Search the listing for "news" and copy every line where it appears.

* **GIVEN INFORMATION**
_ _ _ _

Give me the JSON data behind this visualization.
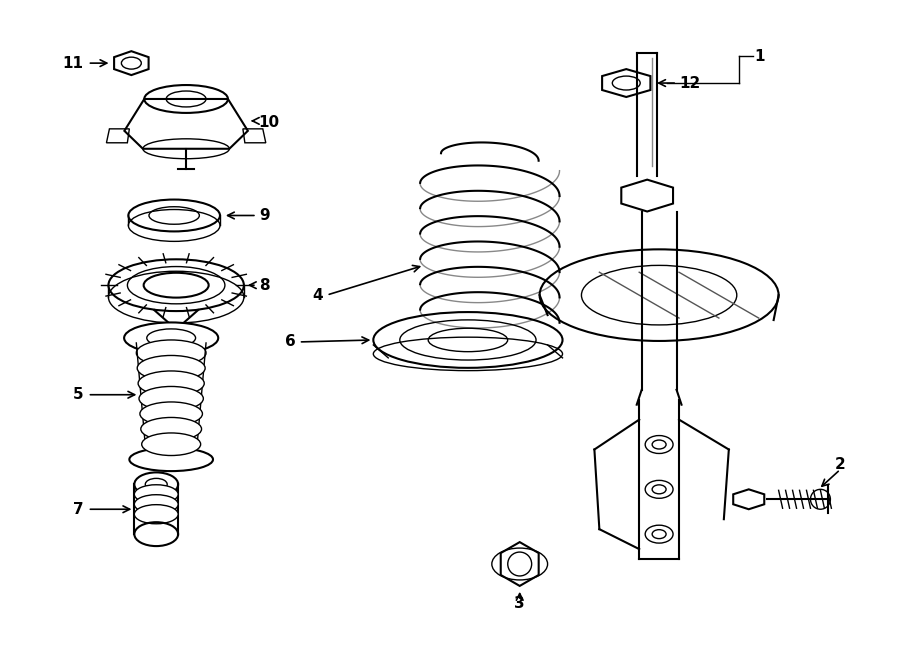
{
  "bg_color": "#ffffff",
  "line_color": "#000000",
  "fig_width": 9.0,
  "fig_height": 6.61,
  "dpi": 100
}
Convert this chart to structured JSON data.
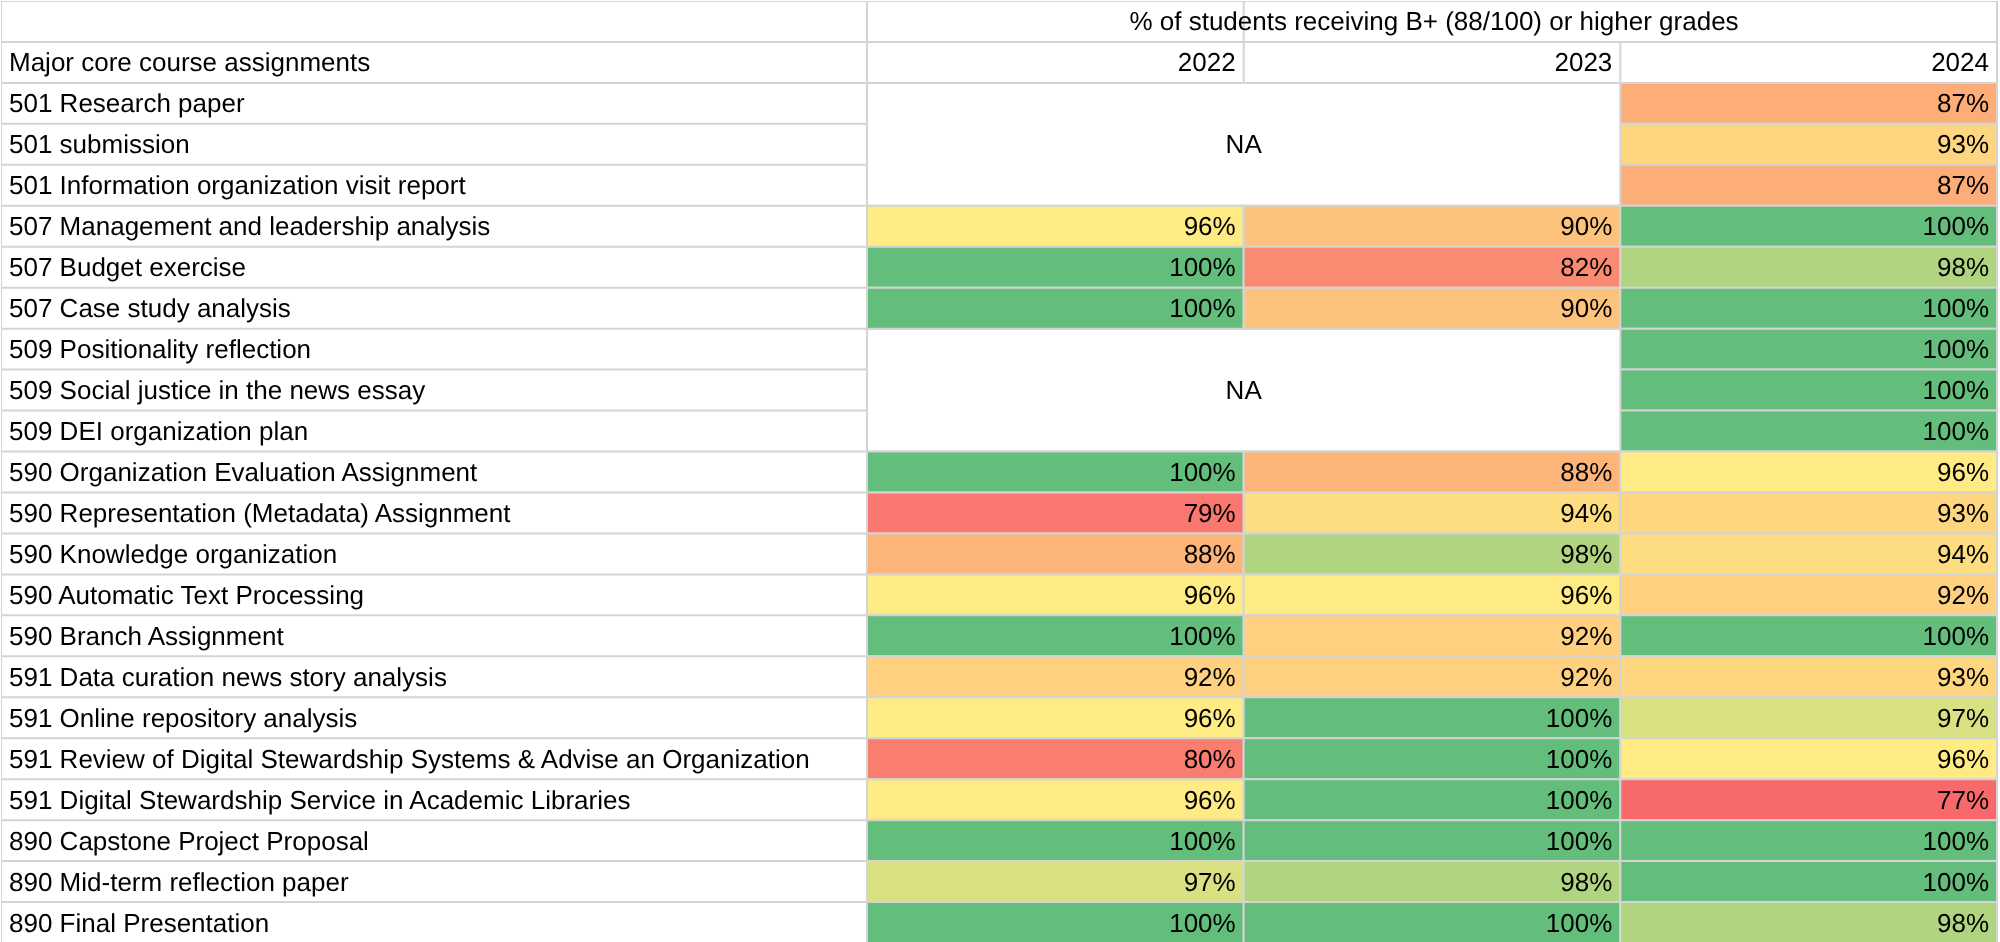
{
  "chart_data": {
    "type": "heatmap",
    "title": "% of students receiving B+ (88/100) or higher grades",
    "ylabel": "Major core course assignments",
    "categories": [
      "2022",
      "2023",
      "2024"
    ],
    "y_categories": [
      "501 Research paper",
      "501 submission",
      "501 Information organization visit report",
      "507 Management and leadership analysis",
      "507 Budget exercise",
      "507 Case study analysis",
      "509 Positionality reflection",
      "509 Social justice in the news essay",
      "509 DEI organization plan",
      "590 Organization Evaluation Assignment",
      "590 Representation (Metadata) Assignment",
      "590 Knowledge organization",
      "590 Automatic Text Processing",
      "590 Branch Assignment",
      "591 Data curation news story analysis",
      "591 Online repository analysis",
      "591 Review of Digital Stewardship Systems & Advise an Organization",
      "591 Digital Stewardship Service in Academic Libraries",
      "890 Capstone Project Proposal",
      "890 Mid-term reflection paper",
      "890 Final Presentation"
    ],
    "cells": [
      [
        null,
        null,
        87
      ],
      [
        null,
        null,
        93
      ],
      [
        null,
        null,
        87
      ],
      [
        96,
        90,
        100
      ],
      [
        100,
        82,
        98
      ],
      [
        100,
        90,
        100
      ],
      [
        null,
        null,
        100
      ],
      [
        null,
        null,
        100
      ],
      [
        null,
        null,
        100
      ],
      [
        100,
        88,
        96
      ],
      [
        79,
        94,
        93
      ],
      [
        88,
        98,
        94
      ],
      [
        96,
        96,
        92
      ],
      [
        100,
        92,
        100
      ],
      [
        92,
        92,
        93
      ],
      [
        96,
        100,
        97
      ],
      [
        80,
        100,
        96
      ],
      [
        96,
        100,
        77
      ],
      [
        100,
        100,
        100
      ],
      [
        97,
        98,
        100
      ],
      [
        100,
        100,
        98
      ]
    ],
    "cell_labels": [
      [
        null,
        null,
        "87%"
      ],
      [
        null,
        null,
        "93%"
      ],
      [
        null,
        null,
        "87%"
      ],
      [
        "96%",
        "90%",
        "100%"
      ],
      [
        "100%",
        "82%",
        "98%"
      ],
      [
        "100%",
        "90%",
        "100%"
      ],
      [
        null,
        null,
        "100%"
      ],
      [
        null,
        null,
        "100%"
      ],
      [
        null,
        null,
        "100%"
      ],
      [
        "100%",
        "88%",
        "96%"
      ],
      [
        "79%",
        "94%",
        "93%"
      ],
      [
        "88%",
        "98%",
        "94%"
      ],
      [
        "96%",
        "96%",
        "92%"
      ],
      [
        "100%",
        "92%",
        "100%"
      ],
      [
        "92%",
        "92%",
        "93%"
      ],
      [
        "96%",
        "100%",
        "97%"
      ],
      [
        "80%",
        "100%",
        "96%"
      ],
      [
        "96%",
        "100%",
        "77%"
      ],
      [
        "100%",
        "100%",
        "100%"
      ],
      [
        "97%",
        "98%",
        "100%"
      ],
      [
        "100%",
        "100%",
        "98%"
      ]
    ],
    "annotations": [
      "NA",
      "NA"
    ]
  }
}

_ _ _ _

* **RESULT OF THIS TASK**
      "509 Social justice in the news essay",
      "591 Data curation news story analysis",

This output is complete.